• What is being asked: Look through the lines of the material and count those containing "here". Give that count alone.

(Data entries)
##############################

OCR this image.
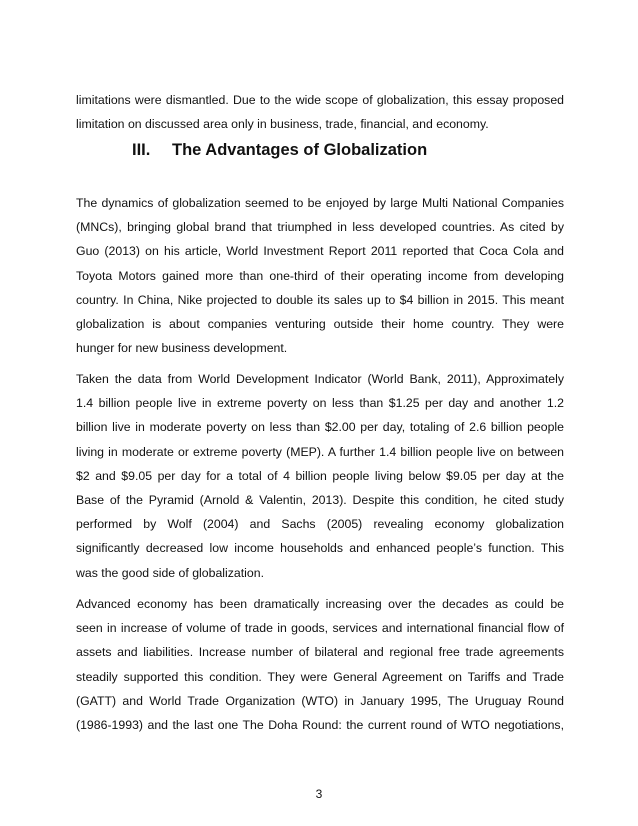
limitations were dismantled. Due to the wide scope of globalization, this essay proposed
limitation on discussed area only in business, trade, financial, and economy.

III. The Advantages of Globalization

The dynamics of globalization seemed to be enjoyed by large Multi National Companies
(MNCs), bringing global brand that triumphed in less developed countries. As cited by
Guo (2013) on his article, World Investment Report 2011 reported that Coca Cola and
Toyota Motors gained more than one-third of their operating income from developing
country. In China, Nike projected to double its sales up to $4 billion in 2015. This meant
globalization is about companies venturing outside their home country. They were
hunger for new business development.

Taken the data from World Development Indicator (World Bank, 2011), Approximately
1.4 billion people live in extreme poverty on less than $1.25 per day and another 1.2
billion live in moderate poverty on less than $2.00 per day, totaling of 2.6 billion people
living in moderate or extreme poverty (MEP). A further 1.4 billion people live on between
$2 and $9.05 per day for a total of 4 billion people living below $9.05 per day at the
Base of the Pyramid (Arnold & Valentin, 2013). Despite this condition, he cited study
performed by Wolf (2004) and Sachs (2005) revealing economy globalization
significantly decreased low income households and enhanced people’s function. This
was the good side of globalization.

Advanced economy has been dramatically increasing over the decades as could be
seen in increase of volume of trade in goods, services and international financial flow of
assets and liabilities. Increase number of bilateral and regional free trade agreements
steadily supported this condition. They were General Agreement on Tariffs and Trade
(GATT) and World Trade Organization (WTO) in January 1995, The Uruguay Round
(1986-1993) and the last one The Doha Round: the current round of WTO negotiations,

3
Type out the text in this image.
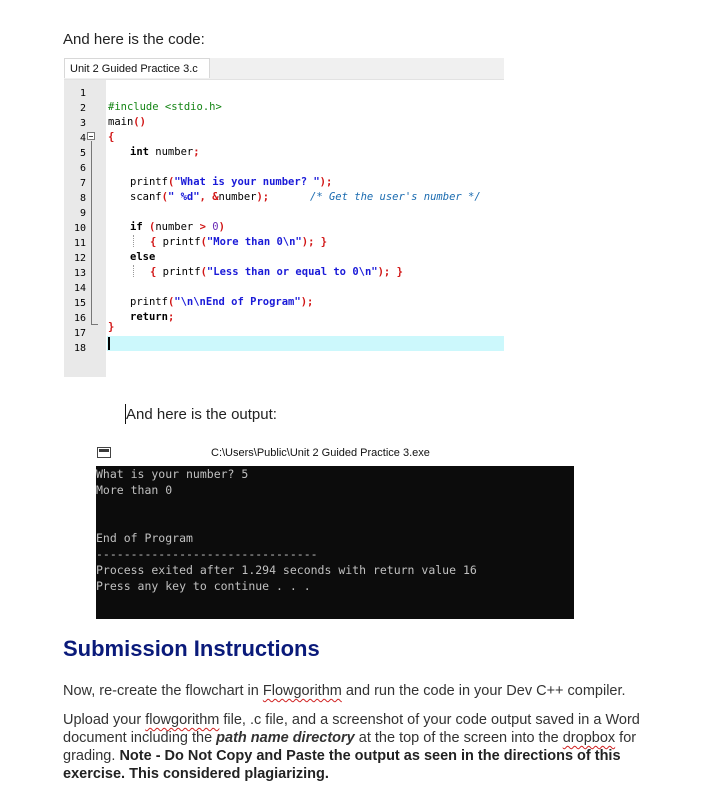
And here is the code:
Unit 2 Guided Practice 3.c
1
2
3
4
5
6
7
8
9
10
11
12
13
14
15
16
17
18
#include <stdio.h>
main()
{
int number;
printf("What is your number? ");
scanf(" %d", &number);	/* Get the user's number */
if (number > 0)
{ printf("More than 0\n"); }
else
{ printf("Less than or equal to 0\n"); }
printf("\n\nEnd of Program");
return;
}
And here is the output:
C:\Users\Public\Unit 2 Guided Practice 3.exe
What is your number? 5
More than 0
End of Program
--------------------------------
Process exited after 1.294 seconds with return value 16
Press any key to continue . . .
Submission Instructions
Now, re-create the flowchart in Flowgorithm and run the code in your Dev C++ compiler.
Upload your flowgorithm file, .c file, and a screenshot of your code output saved in a Word document including the path name directory at the top of the screen into the dropbox for grading. Note - Do Not Copy and Paste the output as seen in the directions of this exercise. This considered plagiarizing.
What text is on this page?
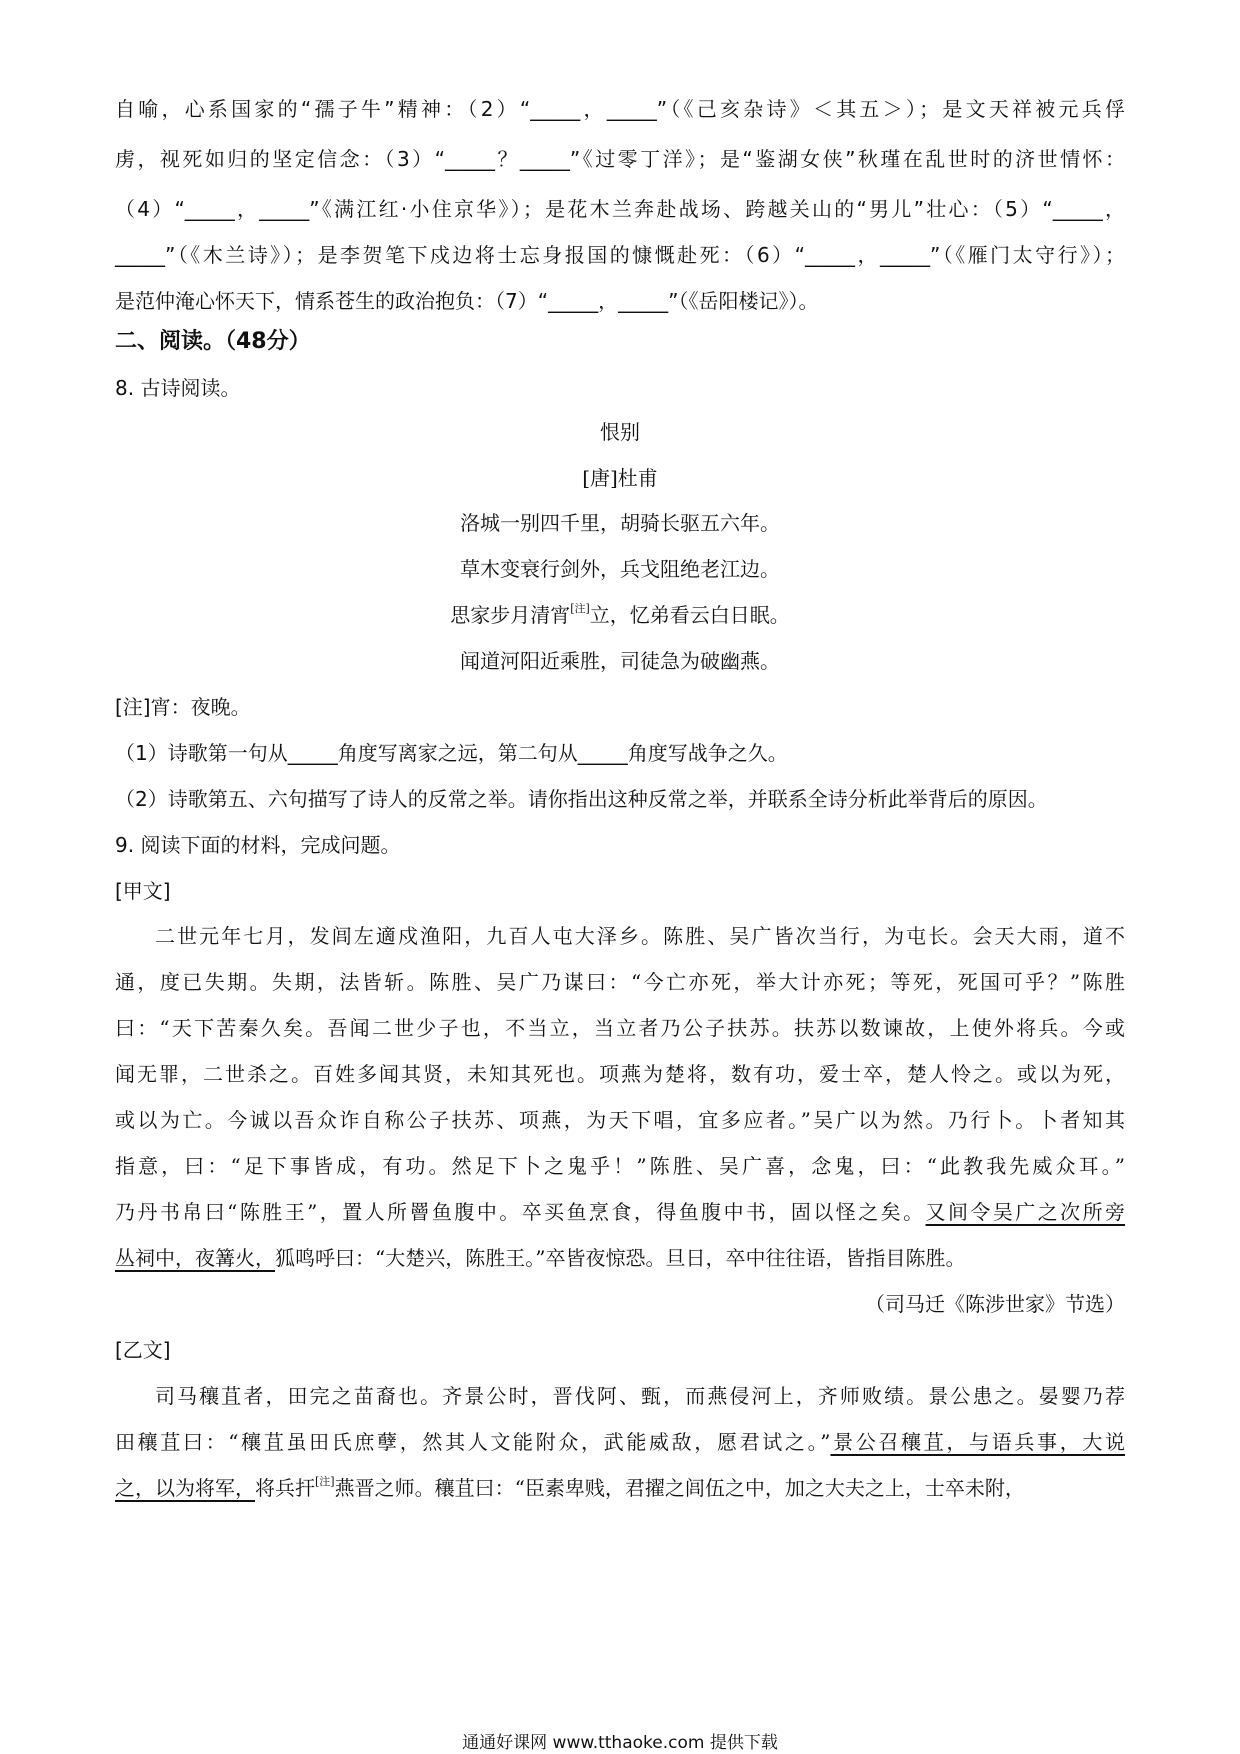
自喻，心系国家的“孺子牛”精神：（2）“_____，_____”（《己亥杂诗》＜其五＞）；是文天祥被元兵俘
虏，视死如归的坚定信念：（3）“_____？_____”《过零丁洋》；是“鉴湖女侠”秋瑾在乱世时的济世情怀：
（4）“_____，_____”《满江红·小住京华》）；是花木兰奔赴战场、跨越关山的“男儿”壮心：（5）“_____，
_____”（《木兰诗》）；是李贺笔下戍边将士忘身报国的慷慨赴死：（6）“_____，_____”（《雁门太守行》）；
是范仲淹心怀天下，情系苍生的政治抱负：（7）“_____，_____”（《岳阳楼记》）。
二、阅读。（48分）
8. 古诗阅读。
恨别
[唐]杜甫
洛城一别四千里，胡骑长驱五六年。
草木变衰行剑外，兵戈阻绝老江边。
思家步月清宵[注]立，忆弟看云白日眠。
闻道河阳近乘胜，司徒急为破幽燕。
[注]宵：夜晚。
（1）诗歌第一句从_____角度写离家之远，第二句从_____角度写战争之久。
（2）诗歌第五、六句描写了诗人的反常之举。请你指出这种反常之举，并联系全诗分析此举背后的原因。
9. 阅读下面的材料，完成问题。
[甲文]
二世元年七月，发闾左適戍渔阳，九百人屯大泽乡。陈胜、吴广皆次当行，为屯长。会天大雨，道不
通，度已失期。失期，法皆斩。陈胜、吴广乃谋曰：“今亡亦死，举大计亦死；等死，死国可乎？”陈胜
曰：“天下苦秦久矣。吾闻二世少子也，不当立，当立者乃公子扶苏。扶苏以数谏故，上使外将兵。今或
闻无罪，二世杀之。百姓多闻其贤，未知其死也。项燕为楚将，数有功，爱士卒，楚人怜之。或以为死，
或以为亡。今诚以吾众诈自称公子扶苏、项燕，为天下唱，宜多应者。”吴广以为然。乃行卜。卜者知其
指意，曰：“足下事皆成，有功。然足下卜之鬼乎！”陈胜、吴广喜，念鬼，曰：“此教我先威众耳。”
乃丹书帛曰“陈胜王”，置人所罾鱼腹中。卒买鱼烹食，得鱼腹中书，固以怪之矣。又间令吴广之次所旁
丛祠中，夜篝火，狐鸣呼曰：“大楚兴，陈胜王。”卒皆夜惊恐。旦日，卒中往往语，皆指目陈胜。
（司马迁《陈涉世家》节选）
[乙文]
司马穰苴者，田完之苗裔也。齐景公时，晋伐阿、甄，而燕侵河上，齐师败绩。景公患之。晏婴乃荐
田穰苴曰：“穰苴虽田氏庶孽，然其人文能附众，武能威敌，愿君试之。”景公召穰苴，与语兵事，大说
之，以为将军，将兵扞[注]燕晋之师。穰苴曰：“臣素卑贱，君擢之闾伍之中，加之大夫之上，士卒未附，
通通好课网 www.tthaoke.com 提供下载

##############################

• Answer to the task: 2